### WORK REQUIRED
Quote the stretch from the start of the entries through the line containing "The thumbnail image of the second", with both ends included. Leave the pictures out of your answer.

Dataset entries
========================

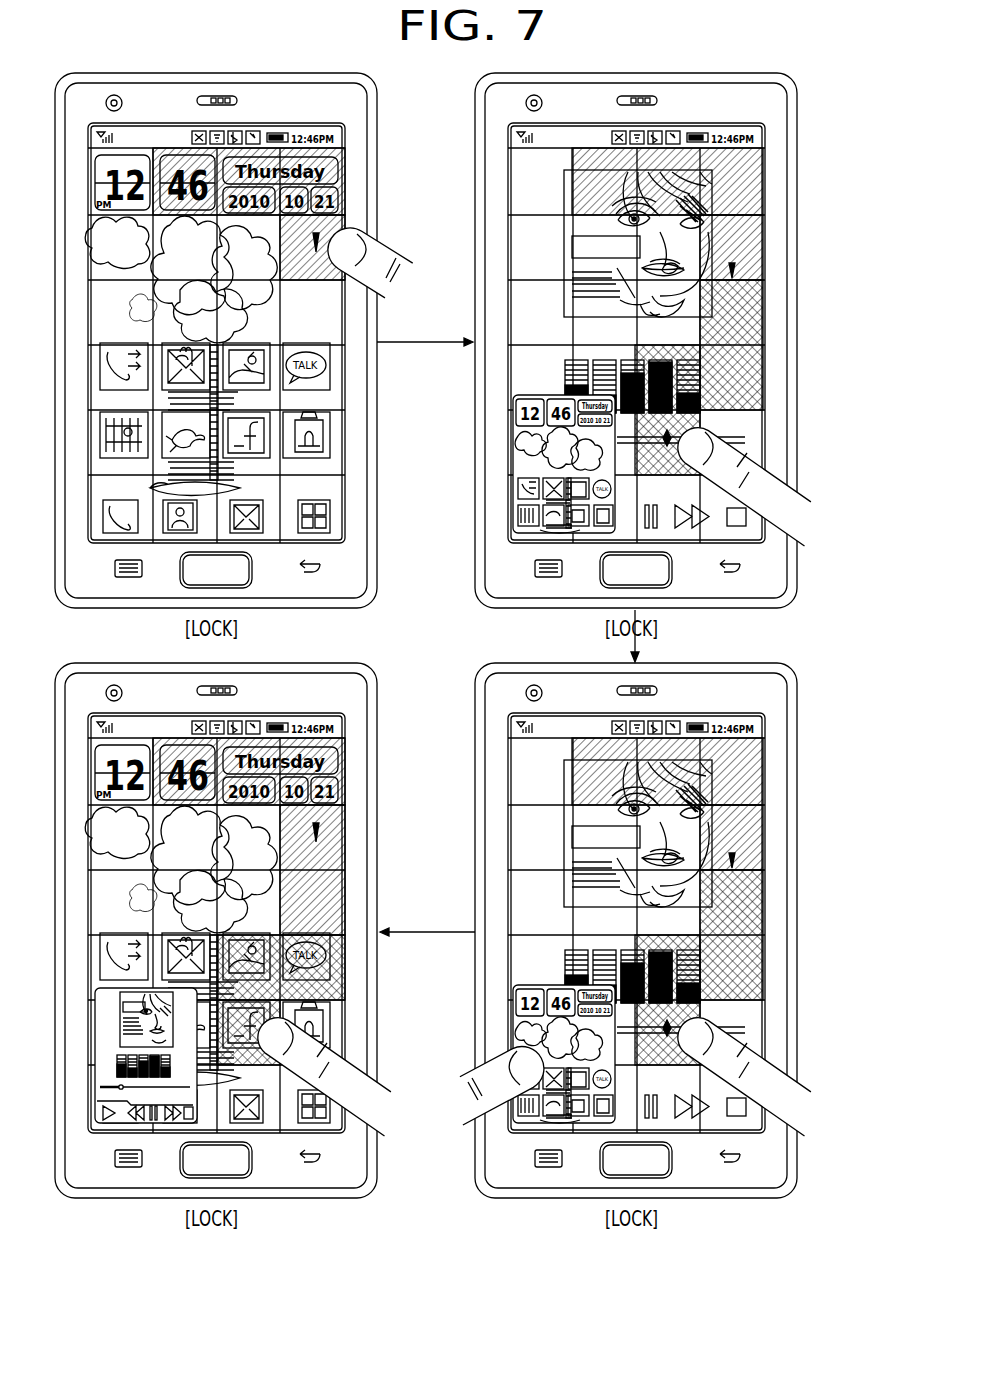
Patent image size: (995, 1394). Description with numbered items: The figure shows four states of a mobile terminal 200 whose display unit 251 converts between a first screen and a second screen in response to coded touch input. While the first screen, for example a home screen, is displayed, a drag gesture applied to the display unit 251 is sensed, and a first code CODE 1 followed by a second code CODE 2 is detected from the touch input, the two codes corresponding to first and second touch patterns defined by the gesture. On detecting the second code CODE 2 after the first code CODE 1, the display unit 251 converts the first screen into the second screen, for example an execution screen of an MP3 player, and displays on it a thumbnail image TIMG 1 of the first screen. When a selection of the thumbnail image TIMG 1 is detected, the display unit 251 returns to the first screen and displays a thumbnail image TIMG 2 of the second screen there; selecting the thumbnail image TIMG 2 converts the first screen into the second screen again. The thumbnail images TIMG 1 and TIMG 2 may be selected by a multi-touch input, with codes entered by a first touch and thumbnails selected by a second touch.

The mobile terminal 200 is at (382, 108).
The display unit 251 is at (346, 313).
The first code CODE 1 is at (335, 196).
The second code CODE 2 is at (735, 366).
The thumbnail image of the first screen TIMG 1 is at (513, 453).
The thumbnail image of the second screen TIMG 2 is at (128, 1125).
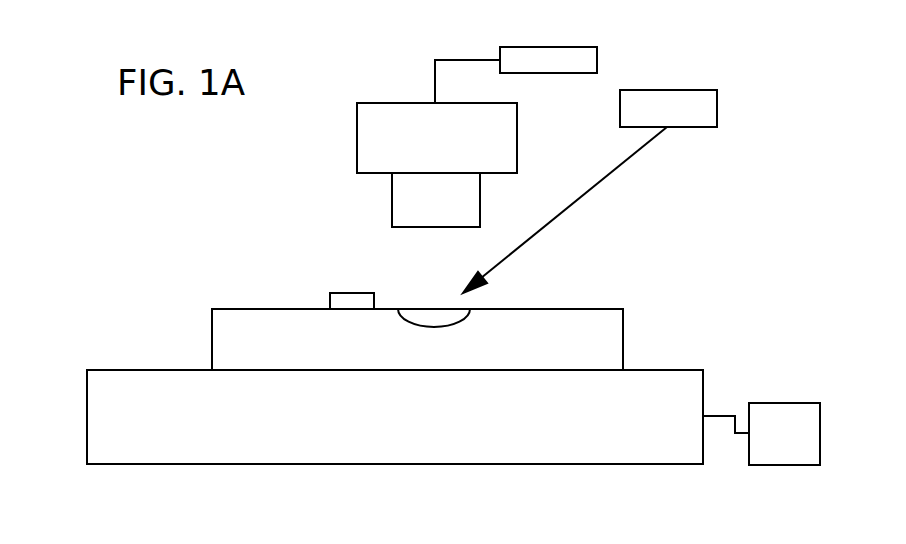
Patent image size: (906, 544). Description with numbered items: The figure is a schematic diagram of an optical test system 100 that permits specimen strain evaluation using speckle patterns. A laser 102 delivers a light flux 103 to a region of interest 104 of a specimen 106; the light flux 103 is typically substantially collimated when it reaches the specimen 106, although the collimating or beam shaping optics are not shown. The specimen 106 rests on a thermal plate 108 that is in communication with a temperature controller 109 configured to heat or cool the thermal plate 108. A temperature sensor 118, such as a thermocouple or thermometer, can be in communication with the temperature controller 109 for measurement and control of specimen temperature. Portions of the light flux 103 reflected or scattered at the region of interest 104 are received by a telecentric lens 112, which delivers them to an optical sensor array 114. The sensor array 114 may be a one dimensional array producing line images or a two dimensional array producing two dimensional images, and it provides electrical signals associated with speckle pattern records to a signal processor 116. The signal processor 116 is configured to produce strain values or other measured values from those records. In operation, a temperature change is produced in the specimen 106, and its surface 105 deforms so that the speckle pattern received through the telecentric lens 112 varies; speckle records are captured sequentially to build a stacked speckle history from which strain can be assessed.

The optical test system 100 is at (748, 297).
The laser 102 is at (643, 90).
The light flux 103 is at (537, 235).
The region of interest 104 is at (415, 309).
The surface 105 is at (520, 308).
The specimen 106 is at (623, 340).
The thermal plate 108 is at (87, 418).
The temperature controller 109 is at (785, 465).
The telecentric lens 112 is at (480, 202).
The optical sensor array 114 is at (395, 103).
The signal processor 116 is at (550, 47).
The temperature sensor 118 is at (357, 293).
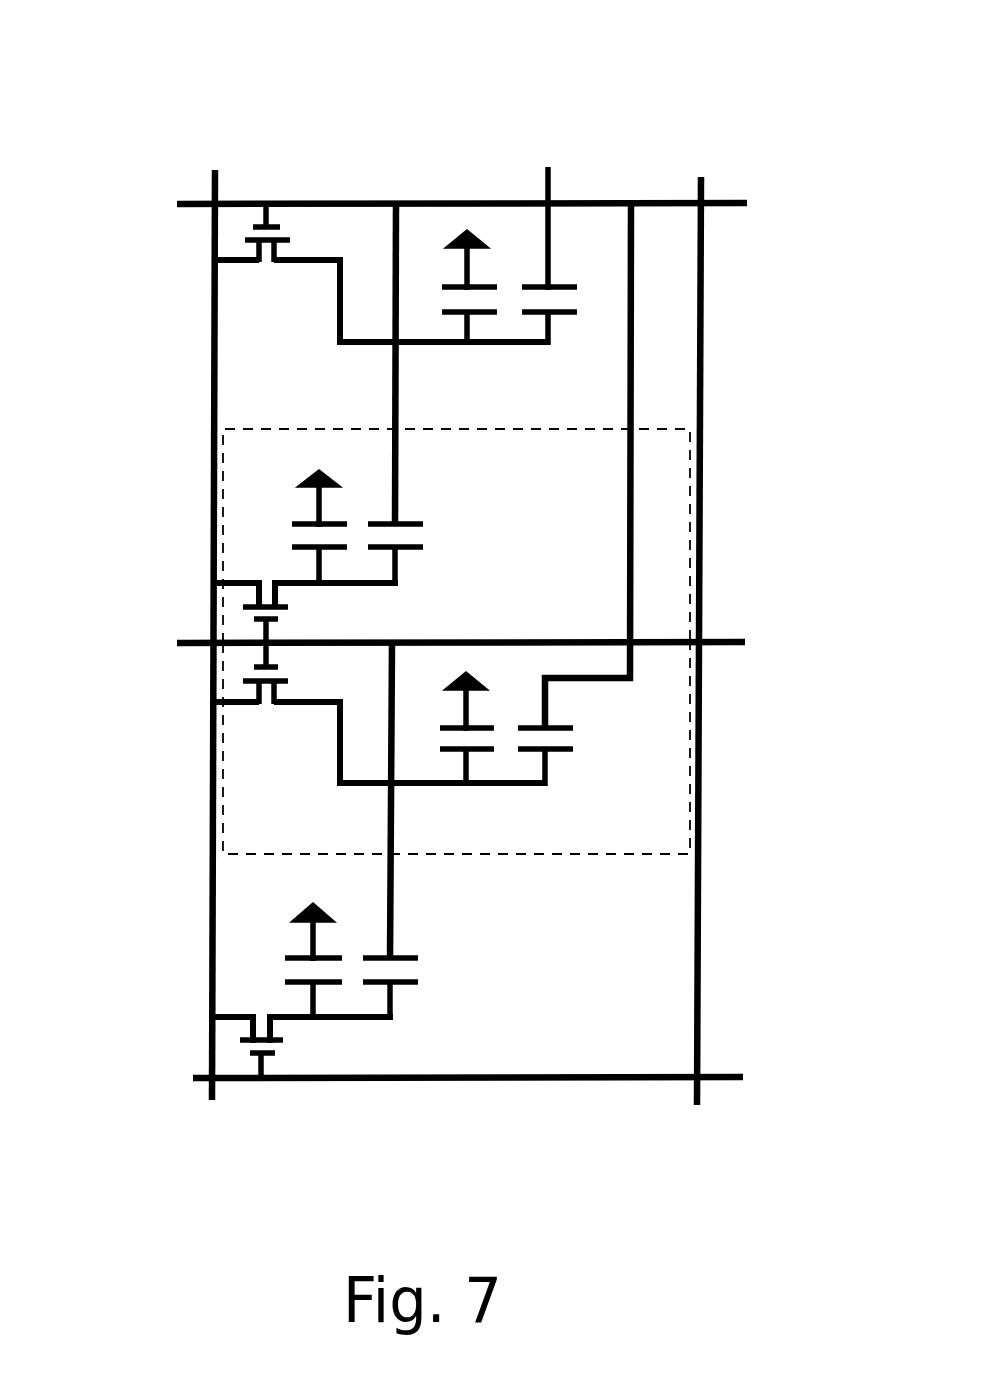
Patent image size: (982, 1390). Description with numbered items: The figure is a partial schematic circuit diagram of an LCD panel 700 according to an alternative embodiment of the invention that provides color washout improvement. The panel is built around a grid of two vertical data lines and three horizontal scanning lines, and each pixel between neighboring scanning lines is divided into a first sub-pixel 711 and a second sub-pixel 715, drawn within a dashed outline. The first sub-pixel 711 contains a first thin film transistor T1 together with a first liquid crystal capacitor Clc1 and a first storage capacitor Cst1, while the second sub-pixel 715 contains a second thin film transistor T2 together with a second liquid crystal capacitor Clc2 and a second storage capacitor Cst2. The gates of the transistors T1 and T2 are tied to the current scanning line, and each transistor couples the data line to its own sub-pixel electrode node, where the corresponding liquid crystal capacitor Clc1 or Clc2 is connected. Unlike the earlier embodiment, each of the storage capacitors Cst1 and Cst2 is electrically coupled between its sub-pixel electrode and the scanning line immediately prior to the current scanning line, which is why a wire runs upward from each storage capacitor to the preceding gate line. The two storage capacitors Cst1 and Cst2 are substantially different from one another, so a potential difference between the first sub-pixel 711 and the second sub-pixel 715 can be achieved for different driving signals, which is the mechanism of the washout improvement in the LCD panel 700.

The LCD panel 700 is at (497, 55).
The first sub-pixel 711 is at (663, 548).
The second sub-pixel 715 is at (663, 755).
The first thin film transistor T1 is at (305, 830).
The second thin film transistor T2 is at (380, 493).
The first liquid crystal capacitor Clc1 is at (295, 745).
The second liquid crystal capacitor Clc2 is at (449, 508).
The first storage capacitor Cst1 is at (412, 612).
The second storage capacitor Cst2 is at (574, 476).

========================

### THE REPLY
Patent image size: (995, 1394). Description with numbered items: The figure shows four states of a mobile terminal 200 whose display unit 251 converts between a first screen and a second screen in response to coded touch input. While the first screen, for example a home screen, is displayed, a drag gesture applied to the display unit 251 is sensed, and a first code CODE 1 followed by a second code CODE 2 is detected from the touch input, the two codes corresponding to first and second touch patterns defined by the gesture. On detecting the second code CODE 2 after the first code CODE 1, the display unit 251 converts the first screen into the second screen, for example an execution screen of an MP3 player, and displays on it a thumbnail image TIMG 1 of the first screen. When a selection of the thumbnail image TIMG 1 is detected, the display unit 251 returns to the first screen and displays a thumbnail image TIMG 2 of the second screen there; selecting the thumbnail image TIMG 2 converts the first screen into the second screen again. The thumbnail images TIMG 1 and TIMG 2 may be selected by a multi-touch input, with codes entered by a first touch and thumbnails selected by a second touch.

The mobile terminal 200 is at (382, 108).
The display unit 251 is at (346, 313).
The first code CODE 1 is at (335, 196).
The second code CODE 2 is at (735, 366).
The thumbnail image of the first screen TIMG 1 is at (513, 453).
The thumbnail image of the second screen TIMG 2 is at (128, 1125).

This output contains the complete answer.